* Dataset items *
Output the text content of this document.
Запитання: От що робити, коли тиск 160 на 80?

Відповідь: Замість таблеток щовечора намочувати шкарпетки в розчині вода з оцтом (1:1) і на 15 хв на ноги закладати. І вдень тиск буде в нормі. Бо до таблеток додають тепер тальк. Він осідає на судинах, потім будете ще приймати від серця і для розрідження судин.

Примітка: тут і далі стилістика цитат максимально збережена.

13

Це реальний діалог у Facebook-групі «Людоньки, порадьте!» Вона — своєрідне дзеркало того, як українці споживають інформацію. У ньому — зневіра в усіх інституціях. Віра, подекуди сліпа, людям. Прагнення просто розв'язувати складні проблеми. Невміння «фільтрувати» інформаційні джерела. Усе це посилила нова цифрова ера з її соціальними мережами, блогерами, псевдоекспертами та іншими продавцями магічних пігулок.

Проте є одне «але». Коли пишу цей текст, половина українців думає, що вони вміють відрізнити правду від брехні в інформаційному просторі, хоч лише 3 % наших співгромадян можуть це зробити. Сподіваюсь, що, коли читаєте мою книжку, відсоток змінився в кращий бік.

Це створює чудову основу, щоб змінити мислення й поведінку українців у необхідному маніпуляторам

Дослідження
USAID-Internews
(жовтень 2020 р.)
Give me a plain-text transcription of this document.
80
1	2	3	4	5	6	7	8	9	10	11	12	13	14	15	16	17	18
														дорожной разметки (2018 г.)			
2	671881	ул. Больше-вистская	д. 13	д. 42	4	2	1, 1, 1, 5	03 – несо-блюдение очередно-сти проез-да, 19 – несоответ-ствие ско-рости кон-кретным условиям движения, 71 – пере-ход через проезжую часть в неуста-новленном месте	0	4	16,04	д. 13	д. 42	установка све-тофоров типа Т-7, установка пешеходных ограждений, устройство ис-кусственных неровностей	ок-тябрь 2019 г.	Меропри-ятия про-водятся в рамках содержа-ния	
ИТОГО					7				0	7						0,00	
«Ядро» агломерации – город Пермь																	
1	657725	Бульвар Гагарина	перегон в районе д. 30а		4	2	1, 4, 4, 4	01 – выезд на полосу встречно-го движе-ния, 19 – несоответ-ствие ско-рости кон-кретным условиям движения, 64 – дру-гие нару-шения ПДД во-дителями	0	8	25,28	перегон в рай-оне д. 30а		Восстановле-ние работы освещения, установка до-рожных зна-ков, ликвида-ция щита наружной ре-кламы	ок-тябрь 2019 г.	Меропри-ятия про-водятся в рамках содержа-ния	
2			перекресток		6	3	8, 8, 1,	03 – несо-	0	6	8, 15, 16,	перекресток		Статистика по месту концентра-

* Directions for this task *
All lines holding the word "document" should be picked out and copied.

* Answer to this task *
Output the text content of this document.
Give me a plain-text transcription of this document.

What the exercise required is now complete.